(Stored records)
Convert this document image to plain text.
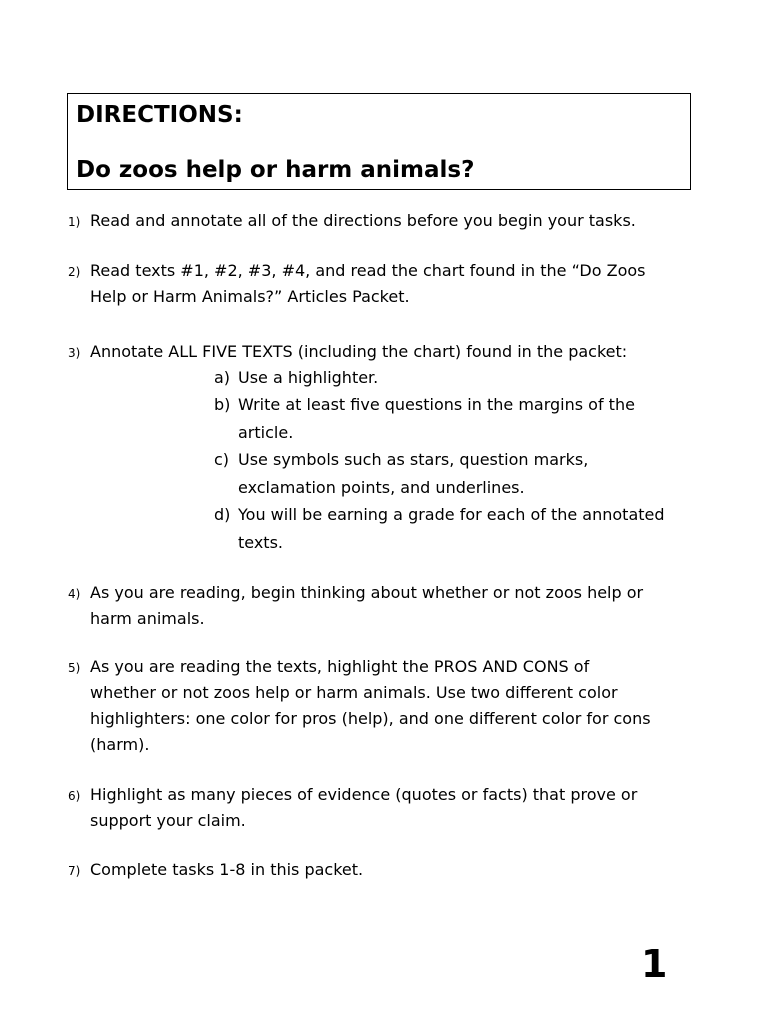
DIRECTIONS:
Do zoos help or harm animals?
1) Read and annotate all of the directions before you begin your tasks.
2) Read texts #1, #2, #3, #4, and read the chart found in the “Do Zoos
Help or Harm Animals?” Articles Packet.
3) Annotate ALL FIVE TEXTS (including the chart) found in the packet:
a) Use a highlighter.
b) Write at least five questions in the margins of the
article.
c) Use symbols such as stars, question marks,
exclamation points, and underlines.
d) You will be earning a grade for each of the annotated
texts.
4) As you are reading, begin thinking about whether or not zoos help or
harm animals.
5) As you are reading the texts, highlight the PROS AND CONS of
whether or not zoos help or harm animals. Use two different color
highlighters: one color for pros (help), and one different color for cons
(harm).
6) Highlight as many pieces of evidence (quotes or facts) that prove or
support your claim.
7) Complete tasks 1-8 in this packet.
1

▶ _Goal_
Only the count is needed: the number of lines in the data that include the word "whether".

▶ _Finished answer_
2